* REQUIREMENT *
Check every line of the entries below for the word "marker", and copy the ones that have it.
----- INFORMATION SHOWN
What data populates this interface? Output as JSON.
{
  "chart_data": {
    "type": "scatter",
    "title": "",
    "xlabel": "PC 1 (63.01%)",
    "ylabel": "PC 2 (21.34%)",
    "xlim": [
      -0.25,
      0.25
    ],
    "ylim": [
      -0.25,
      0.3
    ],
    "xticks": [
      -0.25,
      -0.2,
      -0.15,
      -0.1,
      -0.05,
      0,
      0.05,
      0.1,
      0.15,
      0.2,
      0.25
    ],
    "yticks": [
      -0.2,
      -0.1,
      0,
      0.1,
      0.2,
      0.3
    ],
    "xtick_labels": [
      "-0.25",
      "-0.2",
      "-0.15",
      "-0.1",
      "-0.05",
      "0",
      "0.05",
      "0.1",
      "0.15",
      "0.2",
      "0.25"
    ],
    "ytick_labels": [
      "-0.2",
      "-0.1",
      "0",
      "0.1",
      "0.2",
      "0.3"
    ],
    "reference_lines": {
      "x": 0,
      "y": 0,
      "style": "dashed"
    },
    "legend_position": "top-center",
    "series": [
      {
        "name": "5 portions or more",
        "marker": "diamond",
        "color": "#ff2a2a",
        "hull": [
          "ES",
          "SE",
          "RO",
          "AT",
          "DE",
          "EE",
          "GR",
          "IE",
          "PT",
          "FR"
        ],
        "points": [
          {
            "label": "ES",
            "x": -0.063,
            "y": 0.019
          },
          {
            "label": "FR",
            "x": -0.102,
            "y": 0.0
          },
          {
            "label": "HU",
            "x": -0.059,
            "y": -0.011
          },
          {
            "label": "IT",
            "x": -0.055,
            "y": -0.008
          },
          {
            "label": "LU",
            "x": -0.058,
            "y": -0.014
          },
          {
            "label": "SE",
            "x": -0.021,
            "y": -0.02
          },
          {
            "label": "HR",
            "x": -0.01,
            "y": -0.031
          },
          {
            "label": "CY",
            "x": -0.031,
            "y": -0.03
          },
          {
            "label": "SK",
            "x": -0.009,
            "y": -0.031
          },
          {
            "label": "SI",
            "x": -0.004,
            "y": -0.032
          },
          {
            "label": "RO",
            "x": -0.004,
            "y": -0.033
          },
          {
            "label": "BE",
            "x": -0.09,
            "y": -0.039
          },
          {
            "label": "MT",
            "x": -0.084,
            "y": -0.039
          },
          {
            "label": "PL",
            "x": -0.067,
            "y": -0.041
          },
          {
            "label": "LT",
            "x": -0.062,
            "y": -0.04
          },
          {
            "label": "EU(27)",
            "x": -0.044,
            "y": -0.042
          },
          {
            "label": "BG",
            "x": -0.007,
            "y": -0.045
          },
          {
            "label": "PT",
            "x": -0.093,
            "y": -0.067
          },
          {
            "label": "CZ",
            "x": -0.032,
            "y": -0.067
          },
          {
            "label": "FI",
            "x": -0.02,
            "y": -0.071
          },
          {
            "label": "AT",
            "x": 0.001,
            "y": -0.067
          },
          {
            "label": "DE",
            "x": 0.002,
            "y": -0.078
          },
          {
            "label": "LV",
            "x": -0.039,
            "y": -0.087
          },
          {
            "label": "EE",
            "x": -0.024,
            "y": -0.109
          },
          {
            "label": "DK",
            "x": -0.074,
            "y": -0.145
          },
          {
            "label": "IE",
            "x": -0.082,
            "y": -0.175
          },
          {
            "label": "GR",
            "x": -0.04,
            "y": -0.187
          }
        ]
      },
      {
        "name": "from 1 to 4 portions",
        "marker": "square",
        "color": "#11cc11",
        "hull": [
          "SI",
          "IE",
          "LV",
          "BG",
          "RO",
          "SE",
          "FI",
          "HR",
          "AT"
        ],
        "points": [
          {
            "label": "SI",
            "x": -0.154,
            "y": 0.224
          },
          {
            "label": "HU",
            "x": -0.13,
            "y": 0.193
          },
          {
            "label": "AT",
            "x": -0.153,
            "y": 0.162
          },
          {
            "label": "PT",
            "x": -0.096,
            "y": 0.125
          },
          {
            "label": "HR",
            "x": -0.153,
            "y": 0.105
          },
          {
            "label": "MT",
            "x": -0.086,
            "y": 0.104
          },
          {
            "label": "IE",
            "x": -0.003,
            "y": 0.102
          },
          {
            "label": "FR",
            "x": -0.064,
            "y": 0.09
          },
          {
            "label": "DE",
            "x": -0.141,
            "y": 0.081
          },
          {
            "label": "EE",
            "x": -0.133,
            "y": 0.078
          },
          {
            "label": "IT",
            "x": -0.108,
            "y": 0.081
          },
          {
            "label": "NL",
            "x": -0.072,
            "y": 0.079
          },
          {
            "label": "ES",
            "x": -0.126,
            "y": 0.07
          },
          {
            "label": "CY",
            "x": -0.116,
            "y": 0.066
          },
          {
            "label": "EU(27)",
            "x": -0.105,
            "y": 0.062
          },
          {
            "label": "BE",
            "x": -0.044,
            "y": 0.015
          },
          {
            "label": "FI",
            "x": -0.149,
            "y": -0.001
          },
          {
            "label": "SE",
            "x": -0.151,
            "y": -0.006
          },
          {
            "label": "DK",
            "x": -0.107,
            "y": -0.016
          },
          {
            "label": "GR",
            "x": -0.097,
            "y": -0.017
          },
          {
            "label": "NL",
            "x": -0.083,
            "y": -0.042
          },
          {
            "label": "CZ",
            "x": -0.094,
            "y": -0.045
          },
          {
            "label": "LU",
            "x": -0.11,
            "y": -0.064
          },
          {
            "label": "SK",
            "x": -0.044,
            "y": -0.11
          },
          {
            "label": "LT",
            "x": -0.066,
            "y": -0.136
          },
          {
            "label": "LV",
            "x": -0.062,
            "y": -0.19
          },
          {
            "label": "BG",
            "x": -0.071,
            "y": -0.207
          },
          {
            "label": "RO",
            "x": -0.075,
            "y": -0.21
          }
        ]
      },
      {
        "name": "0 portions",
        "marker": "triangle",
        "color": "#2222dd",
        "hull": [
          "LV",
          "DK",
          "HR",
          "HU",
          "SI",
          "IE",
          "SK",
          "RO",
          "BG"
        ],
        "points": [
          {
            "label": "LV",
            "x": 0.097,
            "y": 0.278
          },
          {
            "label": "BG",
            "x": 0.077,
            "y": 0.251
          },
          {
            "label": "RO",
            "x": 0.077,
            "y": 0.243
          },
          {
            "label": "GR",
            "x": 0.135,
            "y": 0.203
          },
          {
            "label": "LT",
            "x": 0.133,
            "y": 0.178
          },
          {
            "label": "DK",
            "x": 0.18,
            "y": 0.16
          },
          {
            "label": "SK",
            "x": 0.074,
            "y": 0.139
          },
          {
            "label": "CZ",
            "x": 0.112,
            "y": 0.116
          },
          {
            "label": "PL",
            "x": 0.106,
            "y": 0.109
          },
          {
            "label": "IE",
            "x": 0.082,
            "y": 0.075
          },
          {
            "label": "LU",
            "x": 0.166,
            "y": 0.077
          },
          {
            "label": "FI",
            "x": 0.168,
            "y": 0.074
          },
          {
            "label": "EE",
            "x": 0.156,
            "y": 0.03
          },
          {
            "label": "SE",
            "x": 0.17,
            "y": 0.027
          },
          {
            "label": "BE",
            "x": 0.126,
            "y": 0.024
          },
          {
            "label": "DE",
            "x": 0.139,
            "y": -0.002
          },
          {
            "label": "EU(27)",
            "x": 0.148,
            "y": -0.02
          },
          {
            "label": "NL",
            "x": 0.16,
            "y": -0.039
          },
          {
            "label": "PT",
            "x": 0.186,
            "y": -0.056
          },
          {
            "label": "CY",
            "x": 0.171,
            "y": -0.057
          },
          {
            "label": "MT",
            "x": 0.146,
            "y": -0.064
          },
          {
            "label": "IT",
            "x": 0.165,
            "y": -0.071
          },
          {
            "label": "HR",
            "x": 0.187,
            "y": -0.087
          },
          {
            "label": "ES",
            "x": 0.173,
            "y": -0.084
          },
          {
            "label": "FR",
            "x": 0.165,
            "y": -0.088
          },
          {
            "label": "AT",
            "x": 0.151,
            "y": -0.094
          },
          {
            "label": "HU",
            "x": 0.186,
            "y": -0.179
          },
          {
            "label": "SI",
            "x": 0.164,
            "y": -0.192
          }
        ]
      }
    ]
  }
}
----------
* THE SOLUTION *
        "marker": "diamond",
        "marker": "square",
        "marker": "triangle",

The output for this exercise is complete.